---- Input records
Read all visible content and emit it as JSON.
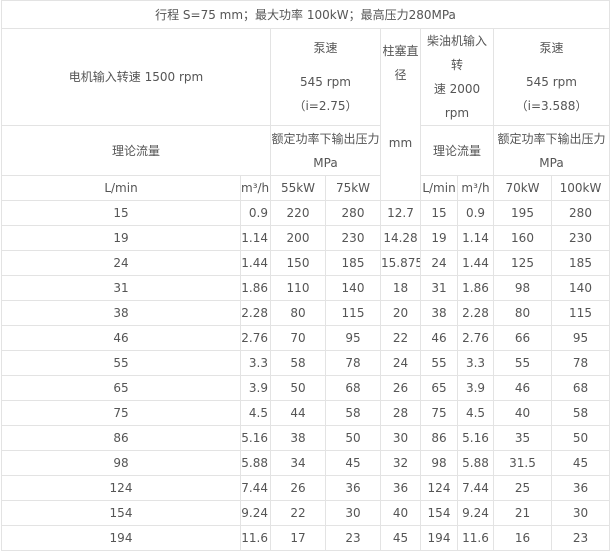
{
  "title": "行程 S=75 mm；最大功率  100kW；最高压力280MPa",
  "header": {
    "motor_input": "电机输入转速 1500 rpm",
    "pump_speed_1_label": "泵速",
    "pump_speed_1_value": "545 rpm（i=2.75）",
    "plunger_diameter": "柱塞直径",
    "plunger_unit": "mm",
    "diesel_input_1": "柴油机输入转",
    "diesel_input_2": "速 2000 rpm",
    "pump_speed_2_label": "泵速",
    "pump_speed_2_value": "545 rpm（i=3.588）",
    "theoretical_flow_1": "理论流量",
    "rated_pressure_1": "额定功率下输出压力",
    "rated_pressure_1_unit": "MPa",
    "theoretical_flow_2": "理论流量",
    "rated_pressure_2": "额定功率下输出压力",
    "rated_pressure_2_unit": "MPa",
    "columns": [
      "L/min",
      "m³/h",
      "55kW",
      "75kW",
      "L/min",
      "m³/h",
      "70kW",
      "100kW"
    ]
  },
  "rows": [
    [
      "15",
      "0.9",
      "220",
      "280",
      "12.7",
      "15",
      "0.9",
      "195",
      "280"
    ],
    [
      "19",
      "1.14",
      "200",
      "230",
      "14.28",
      "19",
      "1.14",
      "160",
      "230"
    ],
    [
      "24",
      "1.44",
      "150",
      "185",
      "15.875",
      "24",
      "1.44",
      "125",
      "185"
    ],
    [
      "31",
      "1.86",
      "110",
      "140",
      "18",
      "31",
      "1.86",
      "98",
      "140"
    ],
    [
      "38",
      "2.28",
      "80",
      "115",
      "20",
      "38",
      "2.28",
      "80",
      "115"
    ],
    [
      "46",
      "2.76",
      "70",
      "95",
      "22",
      "46",
      "2.76",
      "66",
      "95"
    ],
    [
      "55",
      "3.3",
      "58",
      "78",
      "24",
      "55",
      "3.3",
      "55",
      "78"
    ],
    [
      "65",
      "3.9",
      "50",
      "68",
      "26",
      "65",
      "3.9",
      "46",
      "68"
    ],
    [
      "75",
      "4.5",
      "44",
      "58",
      "28",
      "75",
      "4.5",
      "40",
      "58"
    ],
    [
      "86",
      "5.16",
      "38",
      "50",
      "30",
      "86",
      "5.16",
      "35",
      "50"
    ],
    [
      "98",
      "5.88",
      "34",
      "45",
      "32",
      "98",
      "5.88",
      "31.5",
      "45"
    ],
    [
      "124",
      "7.44",
      "26",
      "36",
      "36",
      "124",
      "7.44",
      "25",
      "36"
    ],
    [
      "154",
      "9.24",
      "22",
      "30",
      "40",
      "154",
      "9.24",
      "21",
      "30"
    ],
    [
      "194",
      "11.6",
      "17",
      "23",
      "45",
      "194",
      "11.6",
      "16",
      "23"
    ]
  ]
}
--------
= Problem =
Take the listing and print it again exactly, but without any pictures.

= Correct response =
Read all visible content and emit it as JSON.
{
  "title": "行程 S=75 mm；最大功率  100kW；最高压力280MPa",
  "header": {
    "motor_input": "电机输入转速 1500 rpm",
    "pump_speed_1_label": "泵速",
    "pump_speed_1_value": "545 rpm（i=2.75）",
    "plunger_diameter": "柱塞直径",
    "plunger_unit": "mm",
    "diesel_input_1": "柴油机输入转",
    "diesel_input_2": "速 2000 rpm",
    "pump_speed_2_label": "泵速",
    "pump_speed_2_value": "545 rpm（i=3.588）",
    "theoretical_flow_1": "理论流量",
    "rated_pressure_1": "额定功率下输出压力",
    "rated_pressure_1_unit": "MPa",
    "theoretical_flow_2": "理论流量",
    "rated_pressure_2": "额定功率下输出压力",
    "rated_pressure_2_unit": "MPa",
    "columns": [
      "L/min",
      "m³/h",
      "55kW",
      "75kW",
      "L/min",
      "m³/h",
      "70kW",
      "100kW"
    ]
  },
  "rows": [
    [
      "15",
      "0.9",
      "220",
      "280",
      "12.7",
      "15",
      "0.9",
      "195",
      "280"
    ],
    [
      "19",
      "1.14",
      "200",
      "230",
      "14.28",
      "19",
      "1.14",
      "160",
      "230"
    ],
    [
      "24",
      "1.44",
      "150",
      "185",
      "15.875",
      "24",
      "1.44",
      "125",
      "185"
    ],
    [
      "31",
      "1.86",
      "110",
      "140",
      "18",
      "31",
      "1.86",
      "98",
      "140"
    ],
    [
      "38",
      "2.28",
      "80",
      "115",
      "20",
      "38",
      "2.28",
      "80",
      "115"
    ],
    [
      "46",
      "2.76",
      "70",
      "95",
      "22",
      "46",
      "2.76",
      "66",
      "95"
    ],
    [
      "55",
      "3.3",
      "58",
      "78",
      "24",
      "55",
      "3.3",
      "55",
      "78"
    ],
    [
      "65",
      "3.9",
      "50",
      "68",
      "26",
      "65",
      "3.9",
      "46",
      "68"
    ],
    [
      "75",
      "4.5",
      "44",
      "58",
      "28",
      "75",
      "4.5",
      "40",
      "58"
    ],
    [
      "86",
      "5.16",
      "38",
      "50",
      "30",
      "86",
      "5.16",
      "35",
      "50"
    ],
    [
      "98",
      "5.88",
      "34",
      "45",
      "32",
      "98",
      "5.88",
      "31.5",
      "45"
    ],
    [
      "124",
      "7.44",
      "26",
      "36",
      "36",
      "124",
      "7.44",
      "25",
      "36"
    ],
    [
      "154",
      "9.24",
      "22",
      "30",
      "40",
      "154",
      "9.24",
      "21",
      "30"
    ],
    [
      "194",
      "11.6",
      "17",
      "23",
      "45",
      "194",
      "11.6",
      "16",
      "23"
    ]
  ]
}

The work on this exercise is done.